Check the listing below for lines that hold "name". How many are there? Please give only the number.

Records excerpted from a collection:
##############################

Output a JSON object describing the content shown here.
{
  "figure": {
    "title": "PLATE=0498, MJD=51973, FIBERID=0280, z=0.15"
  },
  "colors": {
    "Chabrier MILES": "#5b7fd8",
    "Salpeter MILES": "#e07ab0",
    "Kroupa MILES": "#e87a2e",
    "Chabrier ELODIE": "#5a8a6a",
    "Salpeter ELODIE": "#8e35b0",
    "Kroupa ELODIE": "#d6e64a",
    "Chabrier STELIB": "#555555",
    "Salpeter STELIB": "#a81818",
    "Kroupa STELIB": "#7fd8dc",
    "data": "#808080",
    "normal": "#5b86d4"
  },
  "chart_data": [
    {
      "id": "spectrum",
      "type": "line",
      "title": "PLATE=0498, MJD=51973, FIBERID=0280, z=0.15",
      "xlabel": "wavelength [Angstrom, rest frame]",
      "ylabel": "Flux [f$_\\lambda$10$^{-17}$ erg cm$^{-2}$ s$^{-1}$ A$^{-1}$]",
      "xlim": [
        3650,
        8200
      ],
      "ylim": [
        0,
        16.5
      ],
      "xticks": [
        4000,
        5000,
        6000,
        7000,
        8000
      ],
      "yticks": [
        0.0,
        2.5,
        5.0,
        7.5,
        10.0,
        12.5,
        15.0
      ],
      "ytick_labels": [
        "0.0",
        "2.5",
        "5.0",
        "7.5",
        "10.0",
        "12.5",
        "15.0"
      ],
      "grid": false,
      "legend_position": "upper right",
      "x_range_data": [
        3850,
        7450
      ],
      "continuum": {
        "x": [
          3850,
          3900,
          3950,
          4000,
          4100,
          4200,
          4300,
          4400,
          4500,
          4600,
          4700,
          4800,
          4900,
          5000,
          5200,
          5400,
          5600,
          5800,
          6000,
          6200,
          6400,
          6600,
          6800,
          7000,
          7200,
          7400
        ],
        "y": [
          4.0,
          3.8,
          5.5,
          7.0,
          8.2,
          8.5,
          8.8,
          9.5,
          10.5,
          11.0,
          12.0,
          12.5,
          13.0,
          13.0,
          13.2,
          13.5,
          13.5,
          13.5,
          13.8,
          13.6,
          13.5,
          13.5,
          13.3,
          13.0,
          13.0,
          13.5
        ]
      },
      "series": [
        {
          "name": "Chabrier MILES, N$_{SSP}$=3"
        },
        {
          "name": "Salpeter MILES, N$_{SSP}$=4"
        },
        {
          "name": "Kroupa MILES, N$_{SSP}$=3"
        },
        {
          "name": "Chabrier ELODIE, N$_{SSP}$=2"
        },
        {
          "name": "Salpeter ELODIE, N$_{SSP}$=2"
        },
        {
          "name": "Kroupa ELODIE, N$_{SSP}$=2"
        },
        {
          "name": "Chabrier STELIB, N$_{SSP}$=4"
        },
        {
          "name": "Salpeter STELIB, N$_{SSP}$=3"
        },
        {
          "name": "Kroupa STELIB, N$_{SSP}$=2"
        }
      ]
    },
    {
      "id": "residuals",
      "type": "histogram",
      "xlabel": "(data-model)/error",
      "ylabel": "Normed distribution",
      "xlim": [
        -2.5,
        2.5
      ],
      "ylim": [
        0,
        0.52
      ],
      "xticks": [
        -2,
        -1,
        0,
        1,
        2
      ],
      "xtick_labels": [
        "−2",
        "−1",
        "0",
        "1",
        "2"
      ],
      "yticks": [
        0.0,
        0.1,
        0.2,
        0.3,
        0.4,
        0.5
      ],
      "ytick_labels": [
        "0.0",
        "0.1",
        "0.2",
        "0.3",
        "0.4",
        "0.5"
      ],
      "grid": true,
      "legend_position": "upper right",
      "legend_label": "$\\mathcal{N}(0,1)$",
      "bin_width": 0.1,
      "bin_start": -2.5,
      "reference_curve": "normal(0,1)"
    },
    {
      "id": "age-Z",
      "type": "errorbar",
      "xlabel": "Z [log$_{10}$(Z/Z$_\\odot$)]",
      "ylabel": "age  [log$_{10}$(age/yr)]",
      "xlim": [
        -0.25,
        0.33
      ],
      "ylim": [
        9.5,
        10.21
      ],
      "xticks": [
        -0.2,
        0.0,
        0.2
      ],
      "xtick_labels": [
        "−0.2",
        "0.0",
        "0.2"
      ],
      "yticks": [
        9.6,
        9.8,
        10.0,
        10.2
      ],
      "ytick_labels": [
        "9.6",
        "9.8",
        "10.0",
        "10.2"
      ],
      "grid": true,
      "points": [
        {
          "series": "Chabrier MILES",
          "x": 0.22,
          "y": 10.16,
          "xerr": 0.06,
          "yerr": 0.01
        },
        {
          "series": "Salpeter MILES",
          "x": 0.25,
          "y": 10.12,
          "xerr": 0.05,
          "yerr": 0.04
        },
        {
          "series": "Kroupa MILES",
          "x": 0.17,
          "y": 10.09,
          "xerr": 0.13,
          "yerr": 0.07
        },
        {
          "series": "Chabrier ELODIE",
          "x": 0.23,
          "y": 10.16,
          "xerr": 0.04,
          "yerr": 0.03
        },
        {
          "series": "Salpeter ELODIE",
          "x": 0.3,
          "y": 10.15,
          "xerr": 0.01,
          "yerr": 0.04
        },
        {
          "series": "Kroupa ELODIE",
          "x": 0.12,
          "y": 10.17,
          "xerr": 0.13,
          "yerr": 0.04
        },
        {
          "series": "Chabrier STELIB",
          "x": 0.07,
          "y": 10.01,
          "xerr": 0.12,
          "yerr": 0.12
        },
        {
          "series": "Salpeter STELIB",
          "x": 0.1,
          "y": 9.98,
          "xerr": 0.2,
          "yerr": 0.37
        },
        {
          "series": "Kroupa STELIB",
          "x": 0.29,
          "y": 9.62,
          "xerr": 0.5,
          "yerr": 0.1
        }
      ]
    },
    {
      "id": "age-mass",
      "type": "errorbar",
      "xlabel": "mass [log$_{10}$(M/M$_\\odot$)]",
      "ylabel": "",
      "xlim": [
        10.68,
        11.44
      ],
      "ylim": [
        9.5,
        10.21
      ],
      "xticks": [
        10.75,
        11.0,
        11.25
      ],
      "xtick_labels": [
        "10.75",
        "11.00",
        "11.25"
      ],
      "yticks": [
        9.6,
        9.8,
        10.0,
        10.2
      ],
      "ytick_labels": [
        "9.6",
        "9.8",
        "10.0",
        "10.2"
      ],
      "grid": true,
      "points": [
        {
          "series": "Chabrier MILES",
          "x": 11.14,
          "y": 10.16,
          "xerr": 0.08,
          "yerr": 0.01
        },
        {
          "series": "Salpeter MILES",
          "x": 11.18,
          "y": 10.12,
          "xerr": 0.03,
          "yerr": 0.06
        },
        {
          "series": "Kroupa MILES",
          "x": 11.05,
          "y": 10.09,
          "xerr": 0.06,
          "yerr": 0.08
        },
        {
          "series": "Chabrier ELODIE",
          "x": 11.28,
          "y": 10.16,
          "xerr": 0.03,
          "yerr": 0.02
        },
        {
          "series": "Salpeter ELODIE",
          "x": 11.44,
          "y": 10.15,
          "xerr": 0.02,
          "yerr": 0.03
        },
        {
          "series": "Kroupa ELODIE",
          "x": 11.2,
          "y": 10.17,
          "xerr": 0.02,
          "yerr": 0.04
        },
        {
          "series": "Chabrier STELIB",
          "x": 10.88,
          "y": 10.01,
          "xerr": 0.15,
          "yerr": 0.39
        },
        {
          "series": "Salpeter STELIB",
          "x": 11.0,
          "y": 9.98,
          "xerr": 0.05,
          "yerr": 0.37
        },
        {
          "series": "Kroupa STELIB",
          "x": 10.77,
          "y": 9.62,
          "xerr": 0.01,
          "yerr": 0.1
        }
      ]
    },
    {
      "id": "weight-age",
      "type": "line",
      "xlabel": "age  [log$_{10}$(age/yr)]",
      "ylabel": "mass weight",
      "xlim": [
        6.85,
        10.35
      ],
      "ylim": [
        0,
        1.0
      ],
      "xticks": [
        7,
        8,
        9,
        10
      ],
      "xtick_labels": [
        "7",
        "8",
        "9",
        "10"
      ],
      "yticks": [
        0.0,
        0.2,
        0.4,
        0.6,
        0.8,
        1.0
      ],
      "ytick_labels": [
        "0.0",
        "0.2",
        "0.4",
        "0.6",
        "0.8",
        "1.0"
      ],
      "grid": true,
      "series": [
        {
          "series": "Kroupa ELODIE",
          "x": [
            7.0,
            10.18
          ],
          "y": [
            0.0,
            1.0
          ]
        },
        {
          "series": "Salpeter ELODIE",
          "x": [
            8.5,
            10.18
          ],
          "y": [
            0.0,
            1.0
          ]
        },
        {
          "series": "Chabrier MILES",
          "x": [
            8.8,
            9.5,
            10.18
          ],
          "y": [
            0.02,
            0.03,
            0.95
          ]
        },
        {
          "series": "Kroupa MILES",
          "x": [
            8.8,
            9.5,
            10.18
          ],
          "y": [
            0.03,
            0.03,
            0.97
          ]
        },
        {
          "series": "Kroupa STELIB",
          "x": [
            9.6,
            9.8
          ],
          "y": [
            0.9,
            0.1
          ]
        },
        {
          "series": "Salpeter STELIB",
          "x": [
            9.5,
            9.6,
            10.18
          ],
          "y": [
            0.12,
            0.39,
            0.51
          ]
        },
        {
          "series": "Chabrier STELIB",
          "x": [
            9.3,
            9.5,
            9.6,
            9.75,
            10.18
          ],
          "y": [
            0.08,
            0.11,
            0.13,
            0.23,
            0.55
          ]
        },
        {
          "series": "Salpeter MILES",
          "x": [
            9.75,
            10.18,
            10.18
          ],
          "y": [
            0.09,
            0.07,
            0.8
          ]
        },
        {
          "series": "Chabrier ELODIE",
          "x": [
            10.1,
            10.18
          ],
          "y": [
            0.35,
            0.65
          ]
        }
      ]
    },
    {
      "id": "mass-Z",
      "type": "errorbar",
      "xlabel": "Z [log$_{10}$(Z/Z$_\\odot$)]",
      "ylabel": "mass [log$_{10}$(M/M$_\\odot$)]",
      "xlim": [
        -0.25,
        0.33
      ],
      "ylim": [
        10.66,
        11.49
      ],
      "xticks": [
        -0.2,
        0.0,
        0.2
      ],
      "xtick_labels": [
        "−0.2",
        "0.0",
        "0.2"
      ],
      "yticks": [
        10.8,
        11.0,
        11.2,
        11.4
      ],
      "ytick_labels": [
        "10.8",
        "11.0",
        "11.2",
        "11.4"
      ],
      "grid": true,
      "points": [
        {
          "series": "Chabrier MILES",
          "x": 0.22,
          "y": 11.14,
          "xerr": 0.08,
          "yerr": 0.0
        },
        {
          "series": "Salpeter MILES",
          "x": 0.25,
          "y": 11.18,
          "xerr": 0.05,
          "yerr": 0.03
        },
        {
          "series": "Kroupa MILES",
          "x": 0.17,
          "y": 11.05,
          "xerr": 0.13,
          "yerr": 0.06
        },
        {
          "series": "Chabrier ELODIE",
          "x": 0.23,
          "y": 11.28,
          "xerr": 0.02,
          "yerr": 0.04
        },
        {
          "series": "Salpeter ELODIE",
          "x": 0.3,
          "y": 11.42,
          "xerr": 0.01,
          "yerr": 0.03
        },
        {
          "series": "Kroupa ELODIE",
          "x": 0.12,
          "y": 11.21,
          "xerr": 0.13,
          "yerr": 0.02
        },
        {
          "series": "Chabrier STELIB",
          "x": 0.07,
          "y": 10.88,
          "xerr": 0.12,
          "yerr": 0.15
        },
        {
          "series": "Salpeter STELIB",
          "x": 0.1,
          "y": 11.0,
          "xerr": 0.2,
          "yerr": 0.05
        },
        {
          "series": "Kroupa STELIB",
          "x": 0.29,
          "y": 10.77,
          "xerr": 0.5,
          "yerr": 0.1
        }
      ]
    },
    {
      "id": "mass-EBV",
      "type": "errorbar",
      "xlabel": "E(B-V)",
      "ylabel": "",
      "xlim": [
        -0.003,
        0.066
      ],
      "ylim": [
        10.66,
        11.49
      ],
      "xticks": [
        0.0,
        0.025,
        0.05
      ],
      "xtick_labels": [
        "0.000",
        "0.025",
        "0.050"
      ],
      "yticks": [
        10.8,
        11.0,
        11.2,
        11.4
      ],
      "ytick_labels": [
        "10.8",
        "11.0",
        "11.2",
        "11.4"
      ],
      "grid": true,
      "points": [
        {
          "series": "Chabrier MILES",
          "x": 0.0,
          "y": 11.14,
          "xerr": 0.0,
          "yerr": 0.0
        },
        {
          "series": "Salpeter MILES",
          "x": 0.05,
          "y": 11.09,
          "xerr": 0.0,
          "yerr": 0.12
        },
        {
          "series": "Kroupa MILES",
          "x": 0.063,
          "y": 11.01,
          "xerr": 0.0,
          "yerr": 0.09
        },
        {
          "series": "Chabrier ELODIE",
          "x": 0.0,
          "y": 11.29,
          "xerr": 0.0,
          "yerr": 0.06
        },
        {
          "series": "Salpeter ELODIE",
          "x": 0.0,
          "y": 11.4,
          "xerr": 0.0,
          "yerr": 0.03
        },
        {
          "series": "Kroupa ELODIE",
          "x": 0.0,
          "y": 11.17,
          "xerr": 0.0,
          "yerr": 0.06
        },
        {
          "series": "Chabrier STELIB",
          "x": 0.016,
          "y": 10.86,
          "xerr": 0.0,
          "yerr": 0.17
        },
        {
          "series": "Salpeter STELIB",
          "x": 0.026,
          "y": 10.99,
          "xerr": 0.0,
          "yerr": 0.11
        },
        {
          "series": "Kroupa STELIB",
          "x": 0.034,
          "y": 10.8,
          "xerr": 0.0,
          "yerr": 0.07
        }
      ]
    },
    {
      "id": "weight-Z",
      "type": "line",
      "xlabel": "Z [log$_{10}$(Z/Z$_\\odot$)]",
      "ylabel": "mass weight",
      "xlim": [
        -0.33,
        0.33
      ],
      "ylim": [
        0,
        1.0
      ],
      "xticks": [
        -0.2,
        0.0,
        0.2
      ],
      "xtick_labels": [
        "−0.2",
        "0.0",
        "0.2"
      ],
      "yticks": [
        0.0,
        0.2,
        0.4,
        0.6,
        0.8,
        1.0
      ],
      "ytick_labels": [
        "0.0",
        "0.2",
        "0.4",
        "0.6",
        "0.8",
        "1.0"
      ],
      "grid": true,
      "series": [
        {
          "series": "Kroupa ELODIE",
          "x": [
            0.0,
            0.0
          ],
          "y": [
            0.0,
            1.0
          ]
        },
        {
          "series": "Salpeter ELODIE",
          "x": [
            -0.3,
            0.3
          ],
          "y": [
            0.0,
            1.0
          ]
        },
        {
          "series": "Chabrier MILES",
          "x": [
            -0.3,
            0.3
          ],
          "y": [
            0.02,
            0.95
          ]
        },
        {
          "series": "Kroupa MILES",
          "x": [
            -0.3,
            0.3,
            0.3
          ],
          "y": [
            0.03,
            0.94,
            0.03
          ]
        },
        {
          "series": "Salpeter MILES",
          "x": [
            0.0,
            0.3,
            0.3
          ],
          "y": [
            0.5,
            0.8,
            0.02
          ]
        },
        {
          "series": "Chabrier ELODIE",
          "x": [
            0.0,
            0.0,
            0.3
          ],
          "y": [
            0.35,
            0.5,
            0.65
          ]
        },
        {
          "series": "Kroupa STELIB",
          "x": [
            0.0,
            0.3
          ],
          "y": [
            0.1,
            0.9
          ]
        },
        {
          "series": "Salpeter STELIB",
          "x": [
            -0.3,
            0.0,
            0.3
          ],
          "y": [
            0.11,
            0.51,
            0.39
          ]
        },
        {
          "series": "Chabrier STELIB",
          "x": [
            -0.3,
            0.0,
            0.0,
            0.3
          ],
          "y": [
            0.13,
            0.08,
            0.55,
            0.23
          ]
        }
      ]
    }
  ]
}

##############################

→ **Reply to the exercise**: 9